━━ Data records ━━

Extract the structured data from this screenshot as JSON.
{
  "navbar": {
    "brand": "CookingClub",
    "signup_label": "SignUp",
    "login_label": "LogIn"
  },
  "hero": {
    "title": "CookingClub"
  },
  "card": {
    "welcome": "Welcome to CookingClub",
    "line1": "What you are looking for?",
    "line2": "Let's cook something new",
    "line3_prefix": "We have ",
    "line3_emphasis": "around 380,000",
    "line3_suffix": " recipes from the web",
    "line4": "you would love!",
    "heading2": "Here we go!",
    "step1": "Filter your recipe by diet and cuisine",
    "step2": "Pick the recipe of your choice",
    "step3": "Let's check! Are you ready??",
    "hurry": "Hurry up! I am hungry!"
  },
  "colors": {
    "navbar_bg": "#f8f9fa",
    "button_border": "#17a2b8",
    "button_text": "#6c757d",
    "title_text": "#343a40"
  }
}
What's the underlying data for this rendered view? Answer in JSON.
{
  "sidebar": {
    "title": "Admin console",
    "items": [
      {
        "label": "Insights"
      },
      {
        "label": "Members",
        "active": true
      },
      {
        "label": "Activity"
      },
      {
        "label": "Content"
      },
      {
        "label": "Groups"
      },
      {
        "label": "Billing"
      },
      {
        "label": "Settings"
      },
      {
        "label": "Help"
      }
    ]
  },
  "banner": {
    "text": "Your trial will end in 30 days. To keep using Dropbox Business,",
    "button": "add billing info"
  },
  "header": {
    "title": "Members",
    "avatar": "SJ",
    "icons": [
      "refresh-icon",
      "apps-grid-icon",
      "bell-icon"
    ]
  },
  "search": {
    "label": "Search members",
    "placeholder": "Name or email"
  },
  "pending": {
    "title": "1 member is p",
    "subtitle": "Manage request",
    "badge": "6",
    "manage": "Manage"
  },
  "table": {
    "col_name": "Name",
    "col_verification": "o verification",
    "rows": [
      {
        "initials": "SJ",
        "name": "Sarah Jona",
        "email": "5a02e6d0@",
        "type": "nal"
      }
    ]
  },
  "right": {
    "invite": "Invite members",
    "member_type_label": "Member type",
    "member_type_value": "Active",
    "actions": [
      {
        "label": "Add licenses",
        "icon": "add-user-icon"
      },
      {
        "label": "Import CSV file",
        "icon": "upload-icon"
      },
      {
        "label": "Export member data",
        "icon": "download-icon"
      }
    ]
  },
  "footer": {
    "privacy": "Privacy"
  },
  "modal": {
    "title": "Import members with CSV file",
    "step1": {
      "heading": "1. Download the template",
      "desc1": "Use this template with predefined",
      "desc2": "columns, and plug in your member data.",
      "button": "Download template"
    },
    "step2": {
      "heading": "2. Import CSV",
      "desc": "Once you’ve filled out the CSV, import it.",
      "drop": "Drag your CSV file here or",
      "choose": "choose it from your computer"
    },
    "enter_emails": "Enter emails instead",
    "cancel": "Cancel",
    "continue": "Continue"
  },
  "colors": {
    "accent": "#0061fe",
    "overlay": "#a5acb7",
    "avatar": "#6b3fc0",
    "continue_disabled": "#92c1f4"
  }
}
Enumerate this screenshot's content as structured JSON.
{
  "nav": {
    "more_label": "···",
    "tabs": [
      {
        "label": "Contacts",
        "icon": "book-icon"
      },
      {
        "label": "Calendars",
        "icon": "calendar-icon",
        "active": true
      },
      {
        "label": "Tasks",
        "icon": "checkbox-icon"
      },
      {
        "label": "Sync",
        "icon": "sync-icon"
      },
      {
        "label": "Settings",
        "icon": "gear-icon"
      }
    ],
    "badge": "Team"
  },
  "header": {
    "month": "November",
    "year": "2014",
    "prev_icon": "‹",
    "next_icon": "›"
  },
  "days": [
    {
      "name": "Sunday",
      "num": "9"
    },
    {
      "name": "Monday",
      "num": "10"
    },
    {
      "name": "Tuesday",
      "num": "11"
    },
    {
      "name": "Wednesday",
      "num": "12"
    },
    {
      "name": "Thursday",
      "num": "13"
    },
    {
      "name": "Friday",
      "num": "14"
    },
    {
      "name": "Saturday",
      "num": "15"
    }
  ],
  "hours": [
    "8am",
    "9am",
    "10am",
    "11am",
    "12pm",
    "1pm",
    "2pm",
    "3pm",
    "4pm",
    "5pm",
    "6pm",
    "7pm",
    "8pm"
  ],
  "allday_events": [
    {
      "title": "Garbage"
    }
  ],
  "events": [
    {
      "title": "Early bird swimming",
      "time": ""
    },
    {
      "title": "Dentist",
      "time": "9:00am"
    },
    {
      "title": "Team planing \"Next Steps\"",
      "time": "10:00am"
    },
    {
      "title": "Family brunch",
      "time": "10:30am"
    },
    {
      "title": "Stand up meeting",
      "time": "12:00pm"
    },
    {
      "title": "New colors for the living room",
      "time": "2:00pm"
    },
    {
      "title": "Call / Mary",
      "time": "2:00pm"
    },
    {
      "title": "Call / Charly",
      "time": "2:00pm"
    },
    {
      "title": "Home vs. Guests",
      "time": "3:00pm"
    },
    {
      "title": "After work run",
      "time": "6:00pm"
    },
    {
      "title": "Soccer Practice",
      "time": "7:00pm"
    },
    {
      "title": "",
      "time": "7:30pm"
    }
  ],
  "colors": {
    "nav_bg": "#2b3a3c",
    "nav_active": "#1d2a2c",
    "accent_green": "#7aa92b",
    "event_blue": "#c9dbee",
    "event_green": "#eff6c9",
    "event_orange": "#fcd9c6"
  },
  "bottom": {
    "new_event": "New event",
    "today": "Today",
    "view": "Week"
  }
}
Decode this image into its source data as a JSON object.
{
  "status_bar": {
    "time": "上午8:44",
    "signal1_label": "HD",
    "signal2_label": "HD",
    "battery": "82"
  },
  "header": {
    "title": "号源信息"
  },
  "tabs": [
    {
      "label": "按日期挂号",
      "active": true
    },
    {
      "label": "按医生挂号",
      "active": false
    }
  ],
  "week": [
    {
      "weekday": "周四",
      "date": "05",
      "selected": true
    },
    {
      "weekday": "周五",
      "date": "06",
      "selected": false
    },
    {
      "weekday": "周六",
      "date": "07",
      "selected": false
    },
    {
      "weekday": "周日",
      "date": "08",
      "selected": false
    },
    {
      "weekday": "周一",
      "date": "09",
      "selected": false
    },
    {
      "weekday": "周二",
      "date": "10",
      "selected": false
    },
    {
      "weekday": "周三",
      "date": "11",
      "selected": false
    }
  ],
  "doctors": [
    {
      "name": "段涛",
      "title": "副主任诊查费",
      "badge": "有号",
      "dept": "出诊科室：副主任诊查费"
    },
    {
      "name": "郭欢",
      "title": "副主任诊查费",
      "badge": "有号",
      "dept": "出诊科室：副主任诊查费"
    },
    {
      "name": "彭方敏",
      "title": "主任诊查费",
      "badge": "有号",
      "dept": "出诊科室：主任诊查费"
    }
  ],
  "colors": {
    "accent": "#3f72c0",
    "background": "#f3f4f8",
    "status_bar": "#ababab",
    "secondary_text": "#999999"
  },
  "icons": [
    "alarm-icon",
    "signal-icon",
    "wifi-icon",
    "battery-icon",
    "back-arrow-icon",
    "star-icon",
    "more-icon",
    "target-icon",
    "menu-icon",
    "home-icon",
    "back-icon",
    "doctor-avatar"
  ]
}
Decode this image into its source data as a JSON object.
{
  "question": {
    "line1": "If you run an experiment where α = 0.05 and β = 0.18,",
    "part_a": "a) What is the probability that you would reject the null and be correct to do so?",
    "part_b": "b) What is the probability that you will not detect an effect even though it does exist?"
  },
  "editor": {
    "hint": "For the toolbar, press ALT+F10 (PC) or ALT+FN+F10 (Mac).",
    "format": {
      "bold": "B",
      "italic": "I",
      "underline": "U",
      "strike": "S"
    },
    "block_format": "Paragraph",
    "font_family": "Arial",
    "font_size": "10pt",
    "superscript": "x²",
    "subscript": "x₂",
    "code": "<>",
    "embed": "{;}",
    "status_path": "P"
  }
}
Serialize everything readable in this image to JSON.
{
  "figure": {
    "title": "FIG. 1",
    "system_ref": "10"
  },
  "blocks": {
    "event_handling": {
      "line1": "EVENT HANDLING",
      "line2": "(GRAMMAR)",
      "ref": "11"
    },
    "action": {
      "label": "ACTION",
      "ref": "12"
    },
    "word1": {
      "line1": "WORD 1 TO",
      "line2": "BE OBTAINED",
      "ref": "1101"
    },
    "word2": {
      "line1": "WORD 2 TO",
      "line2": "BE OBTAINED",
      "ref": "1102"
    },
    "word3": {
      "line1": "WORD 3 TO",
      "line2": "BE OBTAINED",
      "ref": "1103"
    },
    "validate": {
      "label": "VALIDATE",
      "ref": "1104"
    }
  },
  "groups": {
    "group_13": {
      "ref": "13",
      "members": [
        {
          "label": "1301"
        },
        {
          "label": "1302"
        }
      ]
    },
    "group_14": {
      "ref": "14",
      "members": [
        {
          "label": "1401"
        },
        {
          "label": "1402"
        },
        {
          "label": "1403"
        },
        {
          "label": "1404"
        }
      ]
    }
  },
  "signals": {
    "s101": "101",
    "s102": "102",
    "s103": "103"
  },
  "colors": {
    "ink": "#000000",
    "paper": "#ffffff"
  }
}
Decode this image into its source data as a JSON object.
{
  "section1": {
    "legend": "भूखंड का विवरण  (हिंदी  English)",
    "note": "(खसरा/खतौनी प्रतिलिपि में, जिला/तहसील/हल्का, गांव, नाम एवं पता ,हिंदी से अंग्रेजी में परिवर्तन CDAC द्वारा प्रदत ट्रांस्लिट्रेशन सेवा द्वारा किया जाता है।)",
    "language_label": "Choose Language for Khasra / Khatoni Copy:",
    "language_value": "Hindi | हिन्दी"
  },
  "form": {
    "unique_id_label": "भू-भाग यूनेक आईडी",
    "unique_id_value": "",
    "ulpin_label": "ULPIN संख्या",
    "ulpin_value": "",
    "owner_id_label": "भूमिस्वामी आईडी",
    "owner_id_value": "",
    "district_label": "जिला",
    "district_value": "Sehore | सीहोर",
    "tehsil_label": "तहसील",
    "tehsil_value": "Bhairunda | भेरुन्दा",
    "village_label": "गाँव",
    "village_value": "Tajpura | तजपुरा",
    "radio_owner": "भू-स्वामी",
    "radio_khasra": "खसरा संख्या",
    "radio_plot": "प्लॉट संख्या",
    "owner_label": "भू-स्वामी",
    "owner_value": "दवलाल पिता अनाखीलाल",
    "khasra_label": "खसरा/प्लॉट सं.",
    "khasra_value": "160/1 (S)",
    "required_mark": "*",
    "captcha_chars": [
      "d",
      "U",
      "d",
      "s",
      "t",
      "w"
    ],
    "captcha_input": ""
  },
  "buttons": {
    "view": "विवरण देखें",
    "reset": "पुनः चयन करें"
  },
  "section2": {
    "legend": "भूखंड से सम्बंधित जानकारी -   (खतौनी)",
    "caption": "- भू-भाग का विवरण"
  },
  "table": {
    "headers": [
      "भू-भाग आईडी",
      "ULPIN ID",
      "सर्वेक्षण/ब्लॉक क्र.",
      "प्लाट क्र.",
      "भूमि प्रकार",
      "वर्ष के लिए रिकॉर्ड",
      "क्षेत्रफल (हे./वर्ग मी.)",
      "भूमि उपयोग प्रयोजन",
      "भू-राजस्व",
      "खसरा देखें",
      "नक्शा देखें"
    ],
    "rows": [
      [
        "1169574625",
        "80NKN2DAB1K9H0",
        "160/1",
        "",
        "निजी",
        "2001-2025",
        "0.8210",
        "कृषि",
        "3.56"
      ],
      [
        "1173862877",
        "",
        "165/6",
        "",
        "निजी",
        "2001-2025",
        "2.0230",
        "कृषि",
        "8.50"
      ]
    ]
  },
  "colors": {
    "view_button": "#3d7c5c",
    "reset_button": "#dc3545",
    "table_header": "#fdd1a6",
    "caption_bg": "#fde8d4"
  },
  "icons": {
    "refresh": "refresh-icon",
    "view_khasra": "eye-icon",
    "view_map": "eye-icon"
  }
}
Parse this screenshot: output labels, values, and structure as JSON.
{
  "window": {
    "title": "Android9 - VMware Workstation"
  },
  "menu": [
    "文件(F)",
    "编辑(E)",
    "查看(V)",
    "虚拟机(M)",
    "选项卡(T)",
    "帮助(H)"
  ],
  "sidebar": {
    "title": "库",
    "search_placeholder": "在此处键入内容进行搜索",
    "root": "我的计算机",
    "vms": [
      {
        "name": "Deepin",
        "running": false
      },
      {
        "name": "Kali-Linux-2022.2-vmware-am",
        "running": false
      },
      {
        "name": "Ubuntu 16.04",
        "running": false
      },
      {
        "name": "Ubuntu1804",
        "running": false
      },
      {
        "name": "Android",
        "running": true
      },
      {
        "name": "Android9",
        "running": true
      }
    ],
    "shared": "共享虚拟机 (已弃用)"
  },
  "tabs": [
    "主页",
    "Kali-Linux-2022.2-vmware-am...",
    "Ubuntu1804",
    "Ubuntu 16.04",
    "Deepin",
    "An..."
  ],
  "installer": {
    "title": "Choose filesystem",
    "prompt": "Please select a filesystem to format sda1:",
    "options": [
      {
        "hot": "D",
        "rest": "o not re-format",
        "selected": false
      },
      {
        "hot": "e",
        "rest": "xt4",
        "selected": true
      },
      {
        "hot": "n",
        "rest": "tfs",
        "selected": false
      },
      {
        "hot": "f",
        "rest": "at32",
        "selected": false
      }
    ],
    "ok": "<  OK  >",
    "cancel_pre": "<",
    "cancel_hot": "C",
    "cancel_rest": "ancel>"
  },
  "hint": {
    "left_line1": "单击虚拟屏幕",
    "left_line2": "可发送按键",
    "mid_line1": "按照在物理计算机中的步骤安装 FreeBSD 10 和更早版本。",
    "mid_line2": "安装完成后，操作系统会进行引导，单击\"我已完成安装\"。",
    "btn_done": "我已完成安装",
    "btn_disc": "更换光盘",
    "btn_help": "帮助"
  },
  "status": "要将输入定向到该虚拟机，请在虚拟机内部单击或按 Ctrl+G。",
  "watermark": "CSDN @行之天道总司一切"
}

━━━

» What the task requires
Identify each line holding the string "structured", and copy it out.

» Task response
Extract the structured data from this screenshot as JSON.
Enumerate this screenshot's content as structured JSON.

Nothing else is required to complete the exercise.